● Directive: Reproduce, word for word, the lines of the entries below from the line containing "chevron-right-icon: › bbox=[619, 290, 624, 304]" up to and including the line containing "privacy-settings-label: 隐私设置 bbox=[10, 146, 47, 157]".

(Dataset items)
------------

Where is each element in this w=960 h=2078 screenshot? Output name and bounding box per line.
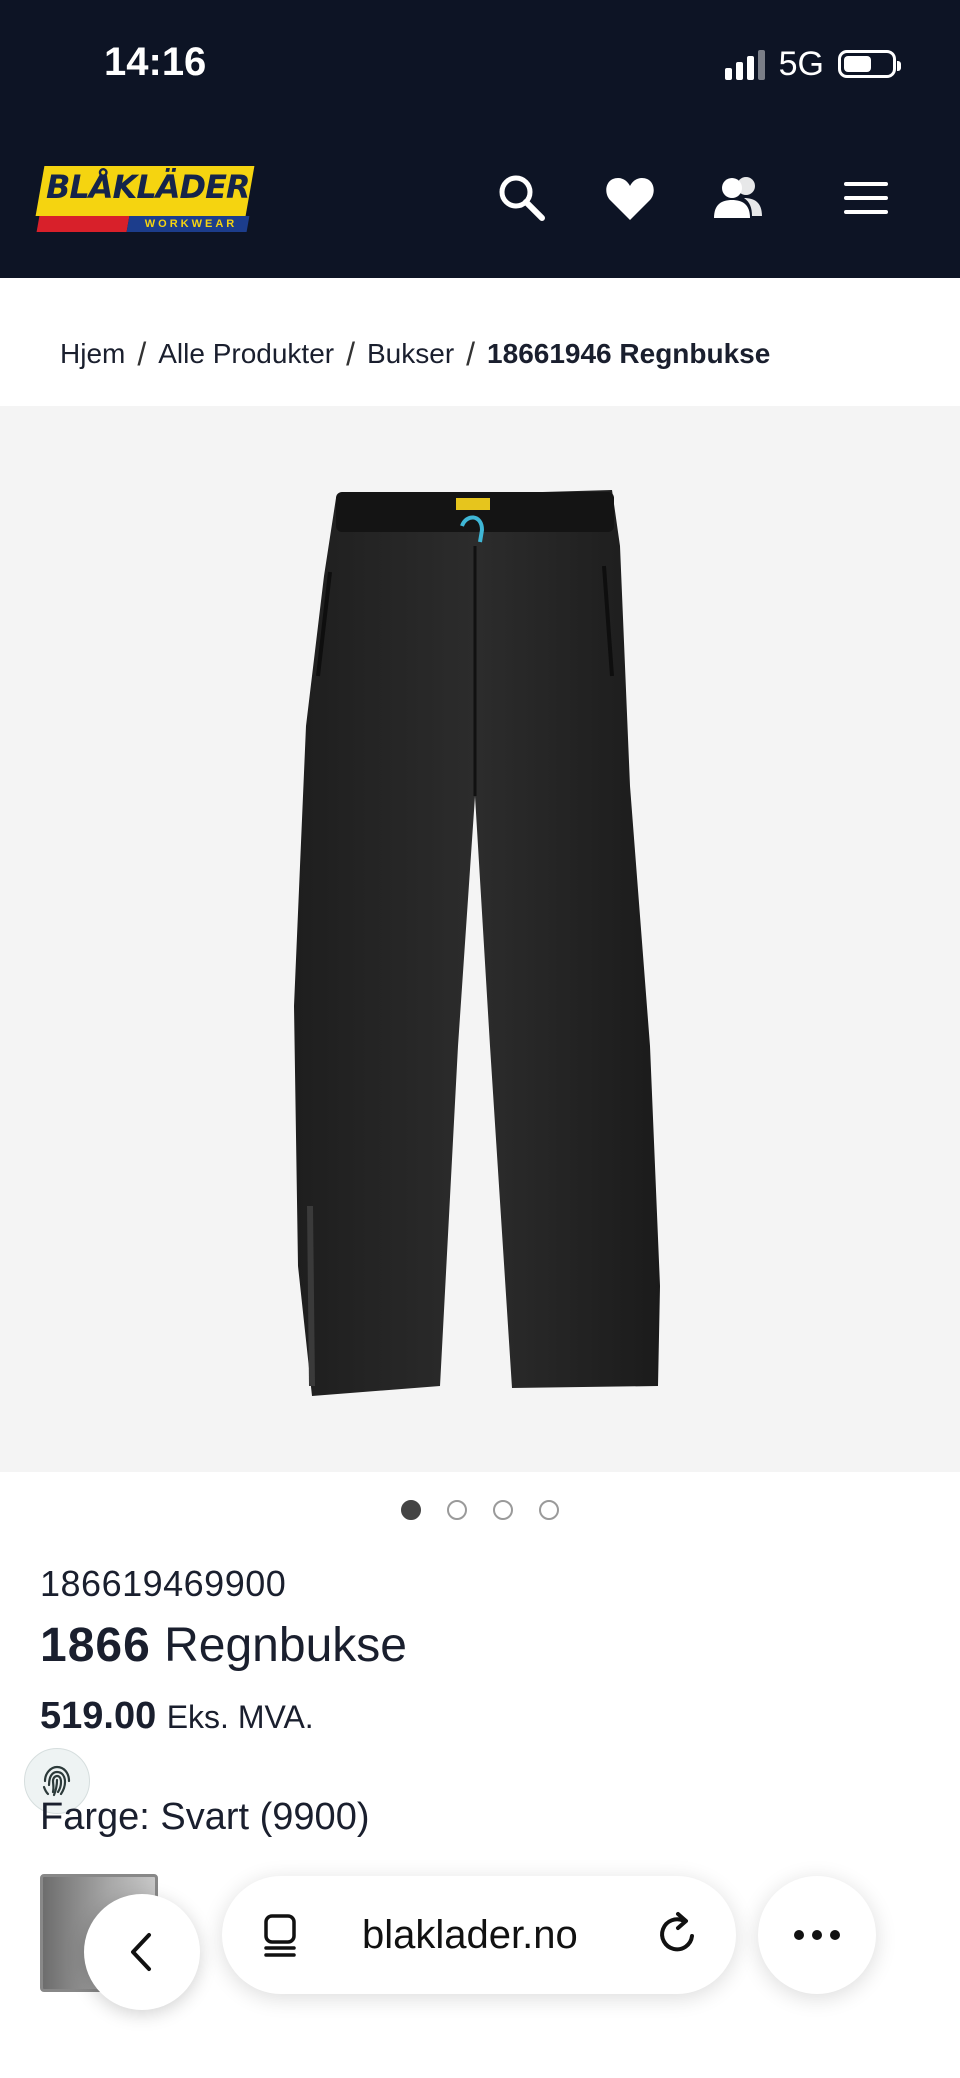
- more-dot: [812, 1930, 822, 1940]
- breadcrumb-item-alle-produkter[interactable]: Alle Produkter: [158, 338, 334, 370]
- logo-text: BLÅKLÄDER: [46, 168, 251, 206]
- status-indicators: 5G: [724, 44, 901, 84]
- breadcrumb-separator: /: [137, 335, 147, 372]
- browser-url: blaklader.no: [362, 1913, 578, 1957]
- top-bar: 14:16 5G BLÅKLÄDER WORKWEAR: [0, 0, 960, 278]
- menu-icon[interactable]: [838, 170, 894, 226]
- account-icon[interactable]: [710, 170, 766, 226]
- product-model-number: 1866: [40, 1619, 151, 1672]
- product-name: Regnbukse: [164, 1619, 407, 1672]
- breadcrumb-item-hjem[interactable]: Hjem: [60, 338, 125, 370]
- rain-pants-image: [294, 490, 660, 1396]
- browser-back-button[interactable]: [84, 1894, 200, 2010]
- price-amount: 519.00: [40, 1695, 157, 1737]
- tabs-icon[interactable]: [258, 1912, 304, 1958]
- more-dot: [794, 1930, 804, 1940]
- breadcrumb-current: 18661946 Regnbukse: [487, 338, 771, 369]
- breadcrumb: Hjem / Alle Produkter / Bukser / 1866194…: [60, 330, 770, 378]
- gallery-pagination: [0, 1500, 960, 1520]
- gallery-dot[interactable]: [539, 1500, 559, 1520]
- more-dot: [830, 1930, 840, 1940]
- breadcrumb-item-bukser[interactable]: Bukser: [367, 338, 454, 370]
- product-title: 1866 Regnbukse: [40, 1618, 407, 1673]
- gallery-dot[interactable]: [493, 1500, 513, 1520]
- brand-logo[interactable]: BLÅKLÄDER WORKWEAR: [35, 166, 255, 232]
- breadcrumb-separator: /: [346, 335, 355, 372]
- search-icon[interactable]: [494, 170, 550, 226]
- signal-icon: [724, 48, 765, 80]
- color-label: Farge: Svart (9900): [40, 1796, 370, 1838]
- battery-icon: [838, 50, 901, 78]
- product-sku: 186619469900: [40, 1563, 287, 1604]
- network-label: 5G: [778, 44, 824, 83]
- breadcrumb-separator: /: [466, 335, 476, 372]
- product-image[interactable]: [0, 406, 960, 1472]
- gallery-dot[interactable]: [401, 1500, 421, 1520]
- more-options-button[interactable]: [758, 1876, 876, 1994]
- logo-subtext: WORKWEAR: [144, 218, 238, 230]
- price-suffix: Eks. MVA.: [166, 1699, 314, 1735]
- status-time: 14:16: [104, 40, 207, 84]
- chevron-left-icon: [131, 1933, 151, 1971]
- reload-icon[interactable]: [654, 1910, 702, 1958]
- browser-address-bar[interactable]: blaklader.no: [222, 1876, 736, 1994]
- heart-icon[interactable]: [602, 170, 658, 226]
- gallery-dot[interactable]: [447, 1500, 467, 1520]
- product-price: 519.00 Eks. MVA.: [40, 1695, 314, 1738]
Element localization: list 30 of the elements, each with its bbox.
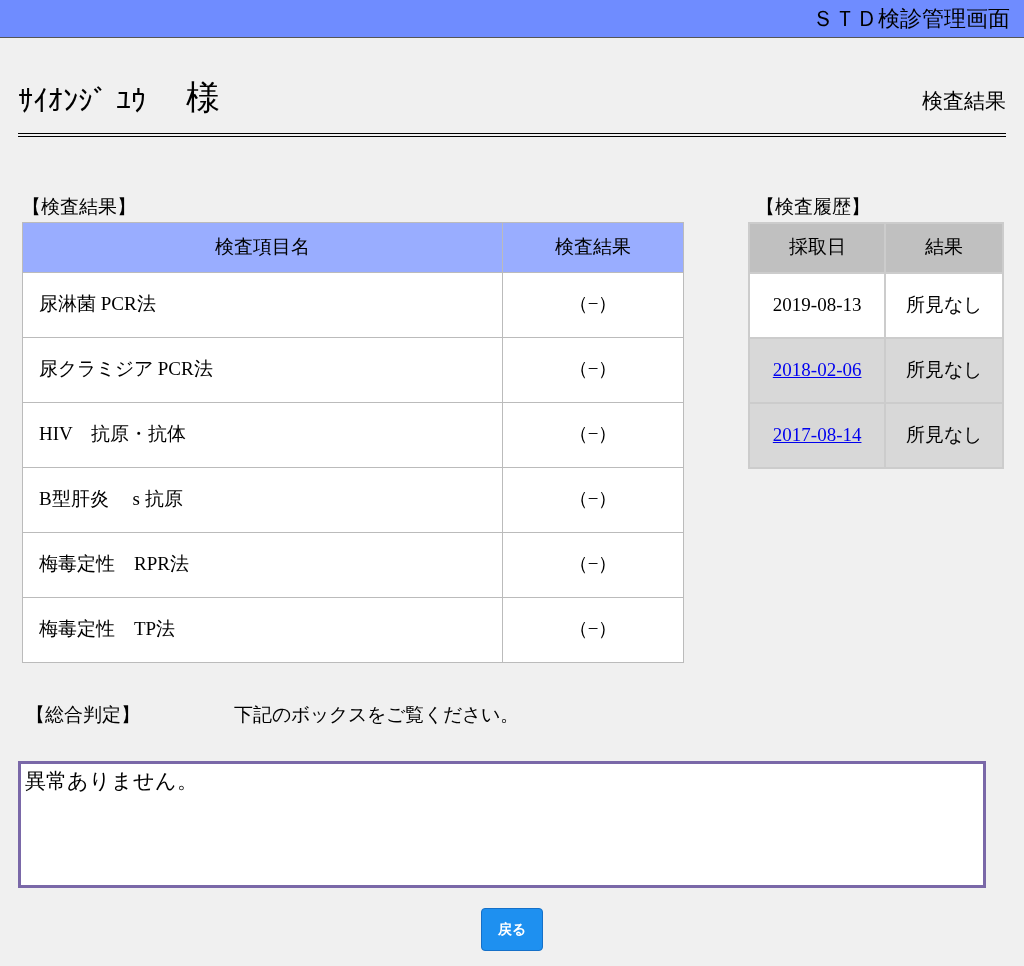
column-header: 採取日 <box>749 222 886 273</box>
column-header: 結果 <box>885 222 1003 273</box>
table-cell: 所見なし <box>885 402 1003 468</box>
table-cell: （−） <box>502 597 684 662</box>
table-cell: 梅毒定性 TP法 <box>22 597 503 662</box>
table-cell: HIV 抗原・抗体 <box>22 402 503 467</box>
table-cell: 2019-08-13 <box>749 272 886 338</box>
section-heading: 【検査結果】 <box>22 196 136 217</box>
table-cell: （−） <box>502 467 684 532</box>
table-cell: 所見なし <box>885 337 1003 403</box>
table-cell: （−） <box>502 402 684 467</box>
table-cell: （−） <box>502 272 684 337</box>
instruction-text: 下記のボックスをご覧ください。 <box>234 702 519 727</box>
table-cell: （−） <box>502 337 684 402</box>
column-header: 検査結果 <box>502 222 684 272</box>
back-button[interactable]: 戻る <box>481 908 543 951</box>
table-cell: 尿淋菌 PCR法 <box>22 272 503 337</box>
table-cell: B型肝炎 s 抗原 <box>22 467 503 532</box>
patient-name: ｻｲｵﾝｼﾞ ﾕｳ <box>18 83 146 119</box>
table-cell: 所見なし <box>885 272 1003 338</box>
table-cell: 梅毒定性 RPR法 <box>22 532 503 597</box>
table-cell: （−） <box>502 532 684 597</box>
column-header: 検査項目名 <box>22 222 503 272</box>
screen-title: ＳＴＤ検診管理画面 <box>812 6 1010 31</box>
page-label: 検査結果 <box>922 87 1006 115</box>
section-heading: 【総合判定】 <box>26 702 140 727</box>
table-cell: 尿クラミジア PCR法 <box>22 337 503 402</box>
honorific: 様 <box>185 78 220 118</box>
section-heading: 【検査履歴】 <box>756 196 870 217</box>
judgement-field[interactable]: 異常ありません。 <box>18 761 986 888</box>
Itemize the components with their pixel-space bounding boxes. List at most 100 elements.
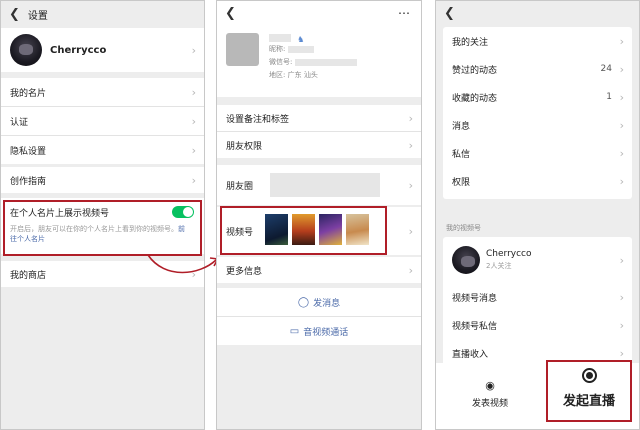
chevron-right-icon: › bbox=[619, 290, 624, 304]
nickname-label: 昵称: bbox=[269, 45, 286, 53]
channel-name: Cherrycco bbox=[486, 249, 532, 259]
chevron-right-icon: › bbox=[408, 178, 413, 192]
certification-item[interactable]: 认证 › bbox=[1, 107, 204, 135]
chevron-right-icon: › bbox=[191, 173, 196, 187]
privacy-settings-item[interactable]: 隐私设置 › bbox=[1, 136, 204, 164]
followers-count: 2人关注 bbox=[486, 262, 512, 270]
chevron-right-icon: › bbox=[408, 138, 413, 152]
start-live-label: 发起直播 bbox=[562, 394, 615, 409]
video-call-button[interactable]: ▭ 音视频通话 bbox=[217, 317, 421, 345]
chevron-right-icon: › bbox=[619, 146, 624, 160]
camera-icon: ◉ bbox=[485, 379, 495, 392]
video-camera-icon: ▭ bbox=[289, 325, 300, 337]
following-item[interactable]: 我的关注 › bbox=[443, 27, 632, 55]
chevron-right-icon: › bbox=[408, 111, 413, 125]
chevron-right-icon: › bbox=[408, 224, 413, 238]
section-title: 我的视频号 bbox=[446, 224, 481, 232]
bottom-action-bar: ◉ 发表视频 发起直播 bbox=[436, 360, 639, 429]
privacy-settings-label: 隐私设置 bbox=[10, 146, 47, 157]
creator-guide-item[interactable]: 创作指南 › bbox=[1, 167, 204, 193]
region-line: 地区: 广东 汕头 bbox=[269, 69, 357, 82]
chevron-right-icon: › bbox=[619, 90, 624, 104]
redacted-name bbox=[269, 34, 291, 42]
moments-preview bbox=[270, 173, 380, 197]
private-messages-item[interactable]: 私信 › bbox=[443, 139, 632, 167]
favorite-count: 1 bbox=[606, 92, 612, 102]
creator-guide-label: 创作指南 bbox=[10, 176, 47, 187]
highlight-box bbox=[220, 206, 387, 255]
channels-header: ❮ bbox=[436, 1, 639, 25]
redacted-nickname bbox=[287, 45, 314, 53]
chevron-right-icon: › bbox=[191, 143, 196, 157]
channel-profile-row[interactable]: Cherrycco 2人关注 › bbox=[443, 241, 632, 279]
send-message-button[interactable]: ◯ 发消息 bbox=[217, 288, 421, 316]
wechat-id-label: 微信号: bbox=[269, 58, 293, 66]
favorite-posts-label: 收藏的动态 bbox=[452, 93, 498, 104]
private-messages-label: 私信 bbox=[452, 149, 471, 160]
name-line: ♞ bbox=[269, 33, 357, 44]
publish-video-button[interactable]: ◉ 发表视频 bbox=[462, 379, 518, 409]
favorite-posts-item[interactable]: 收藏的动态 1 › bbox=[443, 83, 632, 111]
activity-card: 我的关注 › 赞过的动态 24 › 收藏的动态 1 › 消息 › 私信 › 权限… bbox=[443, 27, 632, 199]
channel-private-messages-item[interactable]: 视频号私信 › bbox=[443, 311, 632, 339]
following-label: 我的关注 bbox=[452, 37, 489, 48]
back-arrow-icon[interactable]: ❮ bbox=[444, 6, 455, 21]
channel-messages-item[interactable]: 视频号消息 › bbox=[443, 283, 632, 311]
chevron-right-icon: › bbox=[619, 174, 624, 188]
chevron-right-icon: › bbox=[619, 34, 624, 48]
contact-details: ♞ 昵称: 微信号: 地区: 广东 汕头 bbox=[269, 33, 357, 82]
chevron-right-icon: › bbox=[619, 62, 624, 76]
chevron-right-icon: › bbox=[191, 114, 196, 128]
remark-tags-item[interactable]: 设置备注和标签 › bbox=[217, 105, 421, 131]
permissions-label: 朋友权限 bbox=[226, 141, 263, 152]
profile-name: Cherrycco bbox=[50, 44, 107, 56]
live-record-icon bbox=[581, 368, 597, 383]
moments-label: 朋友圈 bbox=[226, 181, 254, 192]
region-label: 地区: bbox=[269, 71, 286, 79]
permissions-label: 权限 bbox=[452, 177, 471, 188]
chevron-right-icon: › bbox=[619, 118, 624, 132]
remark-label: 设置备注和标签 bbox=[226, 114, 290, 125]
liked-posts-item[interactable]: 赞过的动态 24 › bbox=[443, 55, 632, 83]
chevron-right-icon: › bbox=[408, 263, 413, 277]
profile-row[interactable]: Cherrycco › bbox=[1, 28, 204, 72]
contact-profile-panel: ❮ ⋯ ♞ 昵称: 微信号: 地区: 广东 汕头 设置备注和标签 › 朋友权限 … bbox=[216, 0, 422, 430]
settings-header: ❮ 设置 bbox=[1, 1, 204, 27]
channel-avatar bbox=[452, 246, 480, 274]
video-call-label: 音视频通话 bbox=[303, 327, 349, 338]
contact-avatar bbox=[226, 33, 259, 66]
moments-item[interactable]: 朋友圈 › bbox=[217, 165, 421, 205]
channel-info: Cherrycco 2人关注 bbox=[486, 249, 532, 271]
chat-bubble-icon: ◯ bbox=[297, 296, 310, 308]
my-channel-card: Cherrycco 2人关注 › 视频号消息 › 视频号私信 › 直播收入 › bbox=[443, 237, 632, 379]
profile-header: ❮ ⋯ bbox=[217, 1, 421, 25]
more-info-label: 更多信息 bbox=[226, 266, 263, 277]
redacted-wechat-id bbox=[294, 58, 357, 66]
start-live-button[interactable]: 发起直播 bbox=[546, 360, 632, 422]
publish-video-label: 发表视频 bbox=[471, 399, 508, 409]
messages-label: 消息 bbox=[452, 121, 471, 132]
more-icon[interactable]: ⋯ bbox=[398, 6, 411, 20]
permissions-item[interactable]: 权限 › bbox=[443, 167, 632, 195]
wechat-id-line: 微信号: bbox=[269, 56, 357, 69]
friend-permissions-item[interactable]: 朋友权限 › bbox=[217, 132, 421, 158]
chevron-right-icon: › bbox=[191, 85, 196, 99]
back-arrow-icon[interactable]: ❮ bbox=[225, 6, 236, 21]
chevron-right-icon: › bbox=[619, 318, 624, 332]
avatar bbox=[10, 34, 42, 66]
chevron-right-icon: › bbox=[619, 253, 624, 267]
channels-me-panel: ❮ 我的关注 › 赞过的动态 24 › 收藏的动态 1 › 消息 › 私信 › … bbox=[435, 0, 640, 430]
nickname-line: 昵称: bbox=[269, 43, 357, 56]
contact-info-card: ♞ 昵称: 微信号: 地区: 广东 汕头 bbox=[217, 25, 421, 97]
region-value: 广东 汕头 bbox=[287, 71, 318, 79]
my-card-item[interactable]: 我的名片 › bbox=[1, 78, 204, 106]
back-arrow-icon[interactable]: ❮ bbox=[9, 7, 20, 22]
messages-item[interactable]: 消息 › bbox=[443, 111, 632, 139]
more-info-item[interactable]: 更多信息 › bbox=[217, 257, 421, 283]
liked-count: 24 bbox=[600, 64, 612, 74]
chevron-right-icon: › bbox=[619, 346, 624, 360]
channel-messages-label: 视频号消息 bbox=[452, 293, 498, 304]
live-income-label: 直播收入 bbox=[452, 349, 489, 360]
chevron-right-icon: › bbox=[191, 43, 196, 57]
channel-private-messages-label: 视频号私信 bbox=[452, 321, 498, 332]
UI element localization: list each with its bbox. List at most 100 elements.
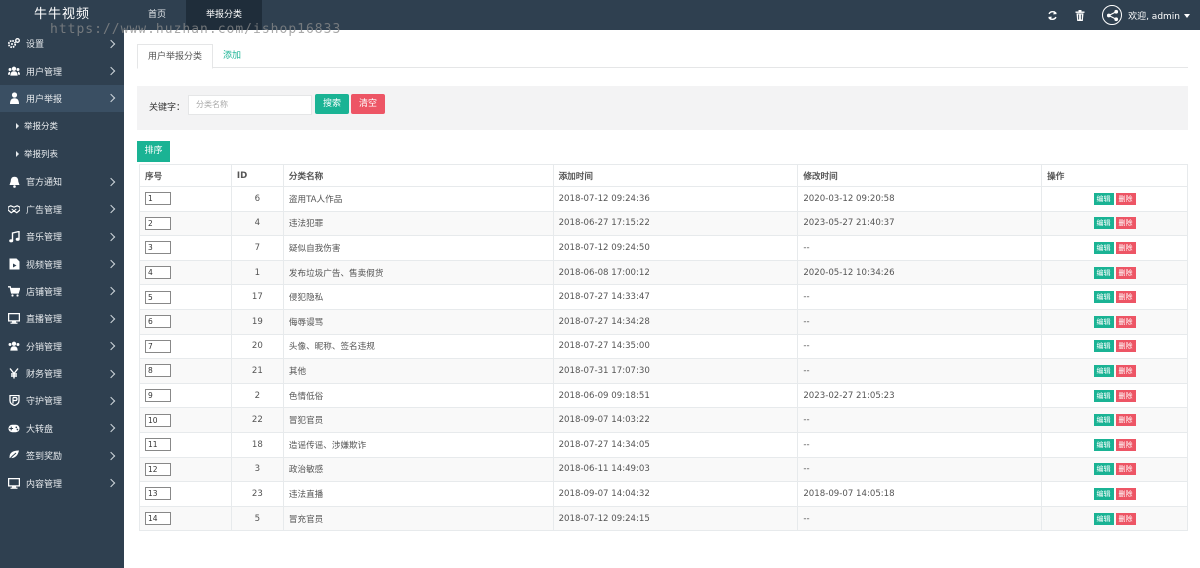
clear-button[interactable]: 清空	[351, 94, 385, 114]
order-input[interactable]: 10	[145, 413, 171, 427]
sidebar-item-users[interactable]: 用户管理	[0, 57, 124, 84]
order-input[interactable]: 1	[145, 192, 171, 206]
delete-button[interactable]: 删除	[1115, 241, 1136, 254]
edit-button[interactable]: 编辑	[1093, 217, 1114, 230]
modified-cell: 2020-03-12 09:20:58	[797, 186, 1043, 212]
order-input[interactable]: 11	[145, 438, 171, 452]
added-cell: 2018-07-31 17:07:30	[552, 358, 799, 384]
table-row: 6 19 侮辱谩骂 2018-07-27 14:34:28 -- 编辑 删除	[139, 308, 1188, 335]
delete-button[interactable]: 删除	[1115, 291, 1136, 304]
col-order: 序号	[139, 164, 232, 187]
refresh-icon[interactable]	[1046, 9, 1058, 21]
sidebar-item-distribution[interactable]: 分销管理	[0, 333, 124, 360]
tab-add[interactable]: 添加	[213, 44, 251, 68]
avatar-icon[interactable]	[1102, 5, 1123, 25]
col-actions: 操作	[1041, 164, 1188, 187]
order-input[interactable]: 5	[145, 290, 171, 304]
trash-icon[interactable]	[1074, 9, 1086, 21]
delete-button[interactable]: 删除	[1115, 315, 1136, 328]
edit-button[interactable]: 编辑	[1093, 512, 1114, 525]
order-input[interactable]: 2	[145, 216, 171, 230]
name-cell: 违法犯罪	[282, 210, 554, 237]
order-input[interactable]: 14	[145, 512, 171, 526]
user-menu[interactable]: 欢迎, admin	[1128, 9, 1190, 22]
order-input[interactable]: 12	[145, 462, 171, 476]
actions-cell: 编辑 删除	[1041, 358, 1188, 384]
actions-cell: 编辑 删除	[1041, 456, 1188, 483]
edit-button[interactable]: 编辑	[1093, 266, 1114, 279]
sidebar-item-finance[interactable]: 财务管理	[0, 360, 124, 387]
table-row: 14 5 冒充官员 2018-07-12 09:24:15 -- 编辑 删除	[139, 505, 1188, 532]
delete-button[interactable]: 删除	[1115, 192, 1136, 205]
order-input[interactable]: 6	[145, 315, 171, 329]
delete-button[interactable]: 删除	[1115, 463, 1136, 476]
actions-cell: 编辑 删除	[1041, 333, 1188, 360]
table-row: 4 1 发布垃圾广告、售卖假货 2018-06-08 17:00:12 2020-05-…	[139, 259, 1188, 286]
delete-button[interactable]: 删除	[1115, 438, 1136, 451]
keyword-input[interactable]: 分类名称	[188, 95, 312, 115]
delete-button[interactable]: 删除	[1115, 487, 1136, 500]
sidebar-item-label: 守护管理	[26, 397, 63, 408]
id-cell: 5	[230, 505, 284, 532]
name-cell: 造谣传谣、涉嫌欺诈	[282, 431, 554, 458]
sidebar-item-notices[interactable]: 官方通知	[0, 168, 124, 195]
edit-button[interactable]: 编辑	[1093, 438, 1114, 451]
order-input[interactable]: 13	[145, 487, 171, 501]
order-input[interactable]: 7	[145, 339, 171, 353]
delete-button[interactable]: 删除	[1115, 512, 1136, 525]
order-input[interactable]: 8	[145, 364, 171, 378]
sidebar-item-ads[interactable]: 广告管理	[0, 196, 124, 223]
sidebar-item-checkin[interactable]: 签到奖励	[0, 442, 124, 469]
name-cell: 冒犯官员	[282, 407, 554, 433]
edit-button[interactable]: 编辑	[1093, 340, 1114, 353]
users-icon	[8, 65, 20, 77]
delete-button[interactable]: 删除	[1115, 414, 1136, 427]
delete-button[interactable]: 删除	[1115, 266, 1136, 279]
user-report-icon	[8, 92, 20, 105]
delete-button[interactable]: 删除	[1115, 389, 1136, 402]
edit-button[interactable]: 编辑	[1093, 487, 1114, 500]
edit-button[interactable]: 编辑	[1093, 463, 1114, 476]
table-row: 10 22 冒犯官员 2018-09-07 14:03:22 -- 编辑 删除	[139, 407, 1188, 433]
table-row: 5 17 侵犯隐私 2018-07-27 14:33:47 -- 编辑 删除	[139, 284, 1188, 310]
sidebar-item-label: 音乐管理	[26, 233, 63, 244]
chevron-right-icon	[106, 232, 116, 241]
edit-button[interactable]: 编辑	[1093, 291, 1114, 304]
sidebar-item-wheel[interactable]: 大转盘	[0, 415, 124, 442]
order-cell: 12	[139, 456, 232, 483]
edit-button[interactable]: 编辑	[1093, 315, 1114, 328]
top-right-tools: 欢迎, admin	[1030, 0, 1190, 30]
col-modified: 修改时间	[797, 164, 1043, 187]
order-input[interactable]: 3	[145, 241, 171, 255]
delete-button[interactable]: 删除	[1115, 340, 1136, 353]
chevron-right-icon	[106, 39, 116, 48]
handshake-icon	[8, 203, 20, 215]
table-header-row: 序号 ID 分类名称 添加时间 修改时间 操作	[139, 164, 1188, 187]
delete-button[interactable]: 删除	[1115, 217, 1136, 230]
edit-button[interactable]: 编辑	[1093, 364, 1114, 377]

------------

● Exercise output:
chevron-right-icon: › bbox=[619, 290, 624, 304]
nickname-label: 昵称: bbox=[269, 45, 286, 53]
channel-name: Cherrycco bbox=[486, 249, 532, 259]
chevron-right-icon: › bbox=[408, 178, 413, 192]
certification-item[interactable]: 认证 › bbox=[1, 107, 204, 135]
chevron-right-icon: › bbox=[191, 173, 196, 187]
privacy-settings-item[interactable]: 隐私设置 › bbox=[1, 136, 204, 164]
followers-count: 2人关注 bbox=[486, 262, 512, 270]
chevron-right-icon: › bbox=[408, 138, 413, 152]
start-live-label: 发起直播 bbox=[562, 394, 615, 409]
video-call-button[interactable]: ▭ 音视频通话 bbox=[217, 317, 421, 345]
chevron-right-icon: › bbox=[619, 146, 624, 160]
camera-icon: ◉ bbox=[485, 379, 495, 392]
video-camera-icon: ▭ bbox=[289, 325, 300, 337]
following-item[interactable]: 我的关注 › bbox=[443, 27, 632, 55]
chevron-right-icon: › bbox=[408, 111, 413, 125]
chevron-right-icon: › bbox=[408, 224, 413, 238]
section-title: 我的视频号 bbox=[446, 224, 481, 232]
bottom-action-bar: ◉ 发表视频 发起直播 bbox=[436, 360, 639, 429]
privacy-settings-label: 隐私设置 bbox=[10, 146, 47, 157]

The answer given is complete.